#### Directive:
Echo the listing below line for line, without a single change, and leave out the pictures.

#### Raw data:
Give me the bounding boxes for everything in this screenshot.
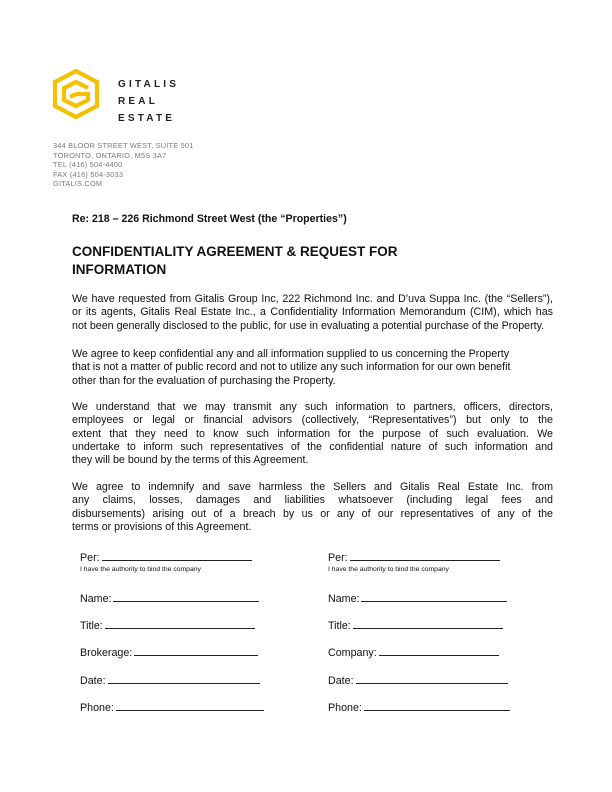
paragraph-line: We understand that we may transmit any such information to partners, officers, directors, <box>72 401 553 413</box>
paragraph-line: other than for the evaluation of purchasing the Property. <box>72 374 336 387</box>
left-brokerage-field <box>80 645 258 659</box>
right-date-field <box>328 673 508 687</box>
left-date-input[interactable] <box>108 673 260 684</box>
right-title-label: Title: <box>328 620 351 632</box>
address-fax: FAX (416) 504-3033 <box>53 169 124 179</box>
right-name-label: Name: <box>328 593 360 605</box>
left-authority-note: I have the authority to bind the company <box>80 566 201 573</box>
left-title-field <box>80 618 255 632</box>
document-title <box>72 243 452 279</box>
left-date-field <box>80 673 260 687</box>
brand-line-3: ESTATE <box>118 113 176 124</box>
brand-name <box>118 76 179 127</box>
right-name-field <box>328 591 507 605</box>
right-phone-label: Phone: <box>328 702 362 714</box>
paragraph-line: not been generally disclosed to the public, for use in evaluating a potential purchase of the Property. <box>72 319 545 332</box>
right-title-input[interactable] <box>353 618 503 629</box>
right-company-input[interactable] <box>379 645 499 656</box>
right-company-field <box>328 645 499 659</box>
left-date-label: Date: <box>80 675 106 687</box>
address-street: 344 BLOOR STREET WEST, SUITE 501 <box>53 141 194 150</box>
left-per-field <box>80 550 252 564</box>
paragraph-line: any claims, losses, damages and liabilities whatsoever (including legal fees and <box>72 494 553 507</box>
paragraph-line: extent that they need to know such information for the purpose of such evaluation. We <box>72 427 553 440</box>
gitalis-logo-icon <box>50 68 102 120</box>
address-tel: TEL (416) 504-4400 <box>53 160 123 170</box>
right-title-field <box>328 618 503 632</box>
paragraph-confidential <box>72 348 553 388</box>
title-line-2: INFORMATION <box>72 262 167 277</box>
right-company-label: Company: <box>328 647 377 659</box>
right-per-field <box>328 550 500 564</box>
brand-line-1: GITALIS <box>118 79 180 90</box>
left-name-label: Name: <box>80 593 112 605</box>
right-phone-input[interactable] <box>364 700 510 711</box>
paragraph-line: undertake to inform such representatives of the confidential nature of such information and <box>72 440 553 453</box>
right-date-label: Date: <box>328 675 354 687</box>
left-name-field <box>80 591 259 605</box>
left-brokerage-input[interactable] <box>134 645 258 656</box>
right-date-input[interactable] <box>356 673 508 684</box>
paragraph-line: or its agents, Gitalis Real Estate Inc., a Confidentiality Information Memorandum (CIM), which has <box>72 306 553 319</box>
paragraph-line: terms or provisions of this Agreement. <box>72 520 252 533</box>
paragraph-line: disbursements) arising out of a breach by us or any of our representatives of any of the <box>72 507 553 520</box>
address-city: TORONTO, ONTARIO, M5S 3A7 <box>53 150 167 160</box>
left-phone-field <box>80 700 264 714</box>
paragraph-line: We have requested from Gitalis Group Inc, 222 Richmond Inc. and D’uva Suppa Inc. (the “Sellers”), <box>72 293 553 305</box>
left-title-label: Title: <box>80 620 103 632</box>
left-per-label: Per: <box>80 552 100 564</box>
paragraph-line: that is not a matter of public record and not to utilize any such information for our own benefit <box>72 361 511 374</box>
paragraph-line: We agree to indemnify and save harmless the Sellers and Gitalis Real Estate Inc. from <box>72 481 553 493</box>
left-title-input[interactable] <box>105 618 255 629</box>
paragraph-request <box>72 293 553 333</box>
left-phone-input[interactable] <box>116 700 264 711</box>
right-name-input[interactable] <box>361 591 507 602</box>
address-web: GITALIS.COM <box>53 179 103 189</box>
left-name-input[interactable] <box>113 591 259 602</box>
right-per-input[interactable] <box>350 550 500 561</box>
company-address <box>53 141 194 189</box>
paragraph-line: employees or legal or financial advisors (collectively, “Representatives”) but only to the <box>72 414 553 427</box>
title-line-1: CONFIDENTIALITY AGREEMENT & REQUEST FOR <box>72 244 398 259</box>
left-per-input[interactable] <box>102 550 252 561</box>
paragraph-representatives <box>72 401 553 467</box>
right-phone-field <box>328 700 510 714</box>
brand-line-2: REAL <box>118 96 159 107</box>
left-phone-label: Phone: <box>80 702 114 714</box>
subject-line: Re: 218 – 226 Richmond Street West (the “Properties”) <box>72 213 347 225</box>
right-authority-note: I have the authority to bind the company <box>328 566 449 573</box>
paragraph-line: they will be bound by the terms of this Agreement. <box>72 454 309 467</box>
left-brokerage-label: Brokerage: <box>80 647 133 659</box>
paragraph-line: We agree to keep confidential any and all information supplied to us concerning the Property <box>72 348 510 360</box>
paragraph-indemnify <box>72 481 553 534</box>
right-per-label: Per: <box>328 552 348 564</box>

#### Correct output:
Give me the bounding boxes for everything in this screenshot.
paragraph-line: We understand that we may transmit any such information to partners, officers, directors, <box>72 401 553 413</box>
paragraph-line: other than for the evaluation of purchasing the Property. <box>72 374 336 387</box>
left-brokerage-field <box>80 645 258 659</box>
right-date-field <box>328 673 508 687</box>
left-date-input[interactable] <box>108 673 260 684</box>
right-title-label: Title: <box>328 620 351 632</box>
address-fax: FAX (416) 504-3033 <box>53 169 124 179</box>
right-name-label: Name: <box>328 593 360 605</box>
left-authority-note: I have the authority to bind the company <box>80 566 201 573</box>
left-title-field <box>80 618 255 632</box>
document-title <box>72 243 452 279</box>
left-date-field <box>80 673 260 687</box>
brand-line-3: ESTATE <box>118 113 176 124</box>
brand-name <box>118 76 179 127</box>
right-name-field <box>328 591 507 605</box>
right-phone-label: Phone: <box>328 702 362 714</box>
paragraph-line: not been generally disclosed to the public, for use in evaluating a potential purchase of the Property. <box>72 319 545 332</box>
right-title-input[interactable] <box>353 618 503 629</box>
right-company-input[interactable] <box>379 645 499 656</box>
right-company-field <box>328 645 499 659</box>
left-date-label: Date: <box>80 675 106 687</box>
address-street: 344 BLOOR STREET WEST, SUITE 501 <box>53 141 194 150</box>
left-per-field <box>80 550 252 564</box>
paragraph-line: any claims, losses, damages and liabilities whatsoever (including legal fees and <box>72 494 553 507</box>
paragraph-line: extent that they need to know such information for the purpose of such evaluation. We <box>72 427 553 440</box>
gitalis-logo-icon <box>50 68 102 120</box>
address-tel: TEL (416) 504-4400 <box>53 160 123 170</box>
right-title-field <box>328 618 503 632</box>
paragraph-confidential <box>72 348 553 388</box>
title-line-2: INFORMATION <box>72 262 167 277</box>
right-company-label: Company: <box>328 647 377 659</box>
right-per-field <box>328 550 500 564</box>
brand-line-1: GITALIS <box>118 79 180 90</box>
left-name-label: Name: <box>80 593 112 605</box>
right-phone-input[interactable] <box>364 700 510 711</box>
paragraph-line: undertake to inform such representatives of the confidential nature of such information and <box>72 440 553 453</box>
right-date-label: Date: <box>328 675 354 687</box>
left-name-field <box>80 591 259 605</box>
left-brokerage-input[interactable] <box>134 645 258 656</box>
right-date-input[interactable] <box>356 673 508 684</box>
paragraph-line: or its agents, Gitalis Real Estate Inc., a Confidentiality Information Memorandum (CIM), which has <box>72 306 553 319</box>
paragraph-line: terms or provisions of this Agreement. <box>72 520 252 533</box>
paragraph-line: disbursements) arising out of a breach by us or any of our representatives of any of the <box>72 507 553 520</box>
address-city: TORONTO, ONTARIO, M5S 3A7 <box>53 150 167 160</box>
left-phone-field <box>80 700 264 714</box>
paragraph-line: We have requested from Gitalis Group Inc, 222 Richmond Inc. and D’uva Suppa Inc. (the “Sellers”), <box>72 293 553 305</box>
left-title-label: Title: <box>80 620 103 632</box>
left-per-label: Per: <box>80 552 100 564</box>
paragraph-line: that is not a matter of public record and not to utilize any such information for our own benefit <box>72 361 511 374</box>
paragraph-line: We agree to indemnify and save harmless the Sellers and Gitalis Real Estate Inc. from <box>72 481 553 493</box>
left-title-input[interactable] <box>105 618 255 629</box>
paragraph-request <box>72 293 553 333</box>
left-phone-input[interactable] <box>116 700 264 711</box>
right-name-input[interactable] <box>361 591 507 602</box>
address-web: GITALIS.COM <box>53 179 103 189</box>
left-name-input[interactable] <box>113 591 259 602</box>
right-per-input[interactable] <box>350 550 500 561</box>
company-address <box>53 141 194 189</box>
paragraph-line: employees or legal or financial advisors (collectively, “Representatives”) but only to the <box>72 414 553 427</box>
title-line-1: CONFIDENTIALITY AGREEMENT & REQUEST FOR <box>72 244 398 259</box>
left-per-input[interactable] <box>102 550 252 561</box>
paragraph-representatives <box>72 401 553 467</box>
right-phone-field <box>328 700 510 714</box>
brand-line-2: REAL <box>118 96 159 107</box>
left-phone-label: Phone: <box>80 702 114 714</box>
subject-line: Re: 218 – 226 Richmond Street West (the “Properties”) <box>72 213 347 225</box>
right-authority-note: I have the authority to bind the company <box>328 566 449 573</box>
paragraph-line: they will be bound by the terms of this Agreement. <box>72 454 309 467</box>
left-brokerage-label: Brokerage: <box>80 647 133 659</box>
paragraph-line: We agree to keep confidential any and all information supplied to us concerning the Property <box>72 348 510 360</box>
paragraph-indemnify <box>72 481 553 534</box>
right-per-label: Per: <box>328 552 348 564</box>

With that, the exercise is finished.